What you need to do:
What is the number of lines in the data holding the word "求一个一元二次方程"? Give that number by itself.

Records for the exercise:
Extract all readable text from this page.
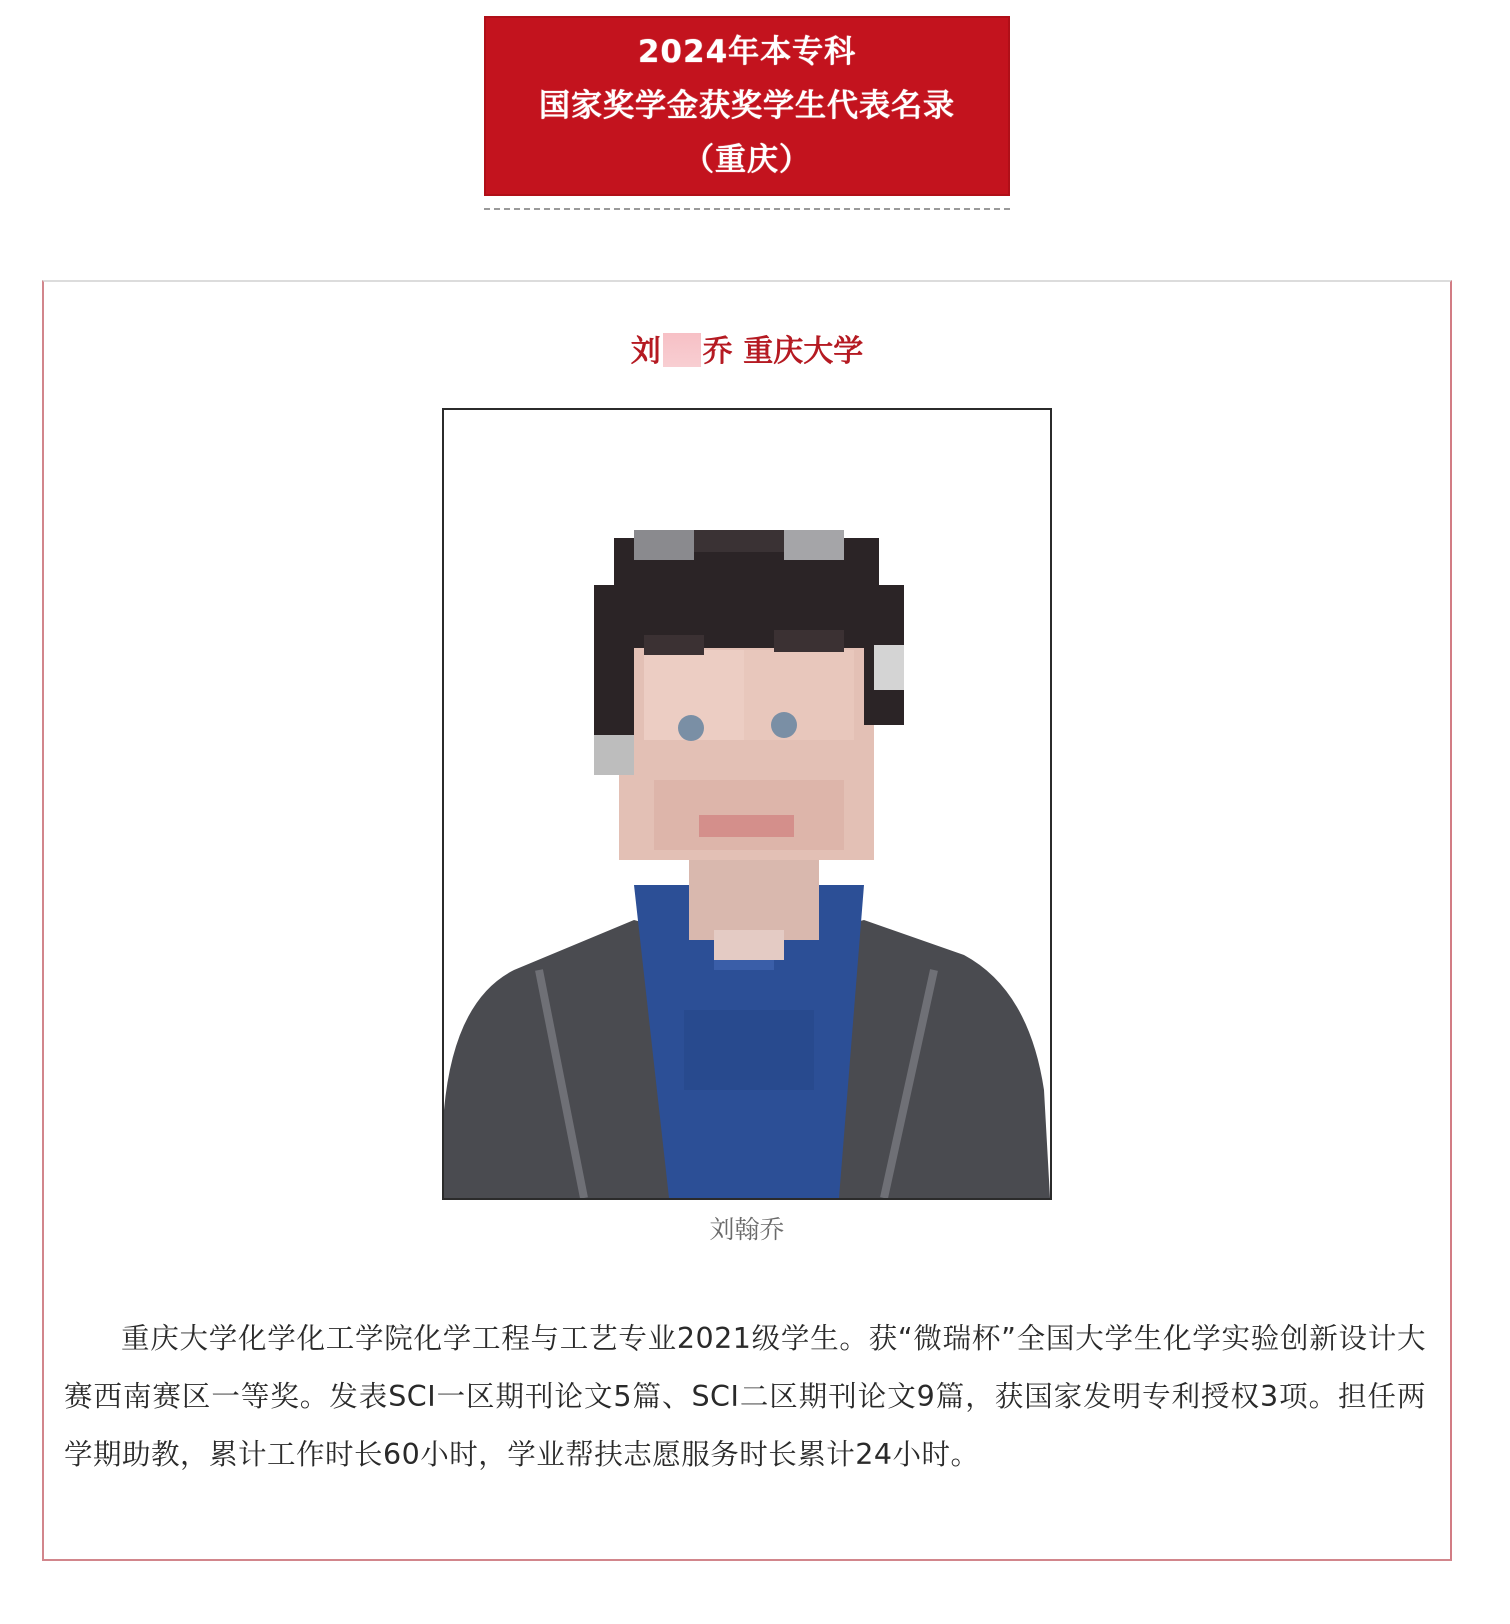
2024年本专科
国家奖学金获奖学生代表名录
（重庆）
刘 乔 重庆大学
刘翰乔

重庆大学化学化工学院化学工程与工艺专业2021级学生。获“微瑞杯”全国大学生化学实验创新设计大赛西南赛区一等奖。发表SCI一区期刊论文5篇、SCI二区期刊论文9篇，获国家发明专利授权3项。担任两学期助教，累计工作时长60小时，学业帮扶志愿服务时长累计24小时。
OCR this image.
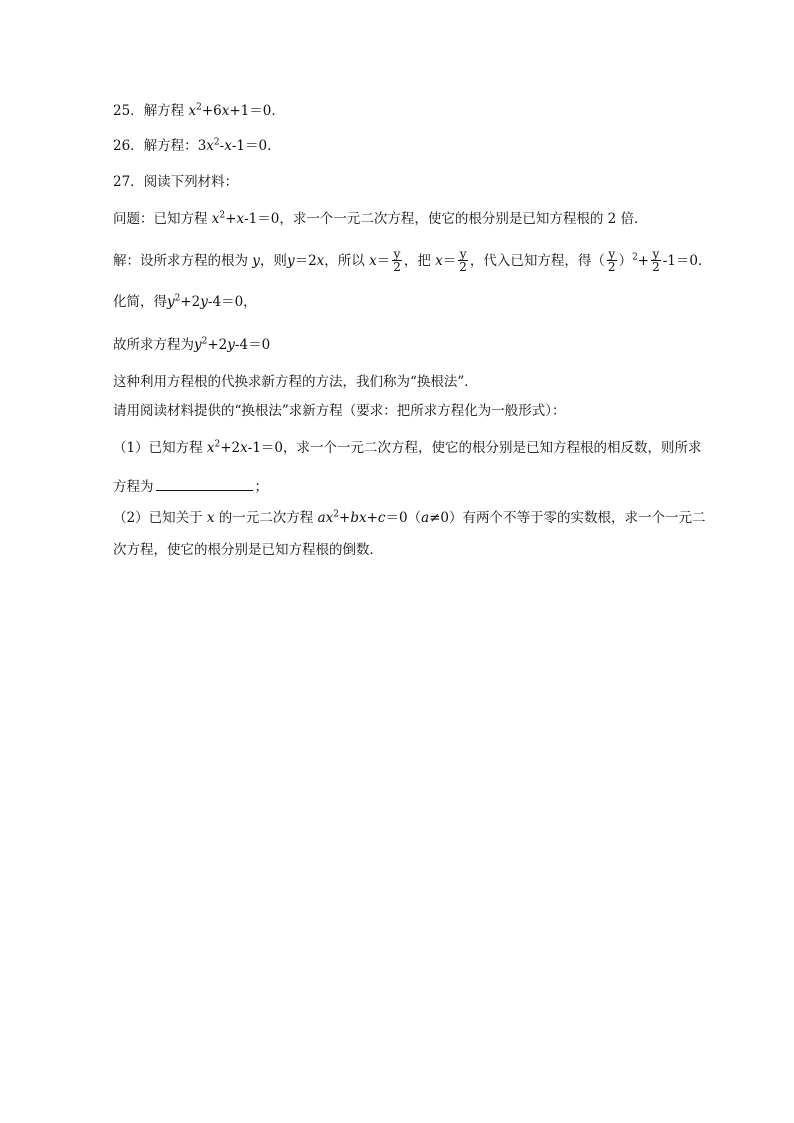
25．解方程 $x^2+6x+1=0$．
26．解方程：$3x^2-x-1=0$．
27．阅读下列材料：
问题：已知方程 $x^2+x-1=0$，求一个一元二次方程，使它的根分别是已知方程根的 2 倍．
解：设所求方程的根为 y，则y＝2x，所以 $x= \frac{y}{2}$ ，把 $x= \frac{y}{2}$ ，代入已知方程，得（ $\frac{y}{2} )^2+ \frac{y}{2} -1=0$．
化简，得$y^2+2y-4=0$，
故所求方程为$y^2+2y-4=0$
这种利用方程根的代换求新方程的方法，我们称为“换根法”．
请用阅读材料提供的“换根法”求新方程（要求：把所求方程化为一般形式）：
（1）已知方程 $x^2+2x-1=0$，求一个一元二次方程，使它的根分别是已知方程根的相反数，则所求
方程为	；
（2）已知关于 x 的一元二次方程 $ax^2+bx+c=0(a\ne 0)$有两个不等于零的实数根，求一个一元二
次方程，使它的根分别是已知方程根的倒数．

Exercise answer:
2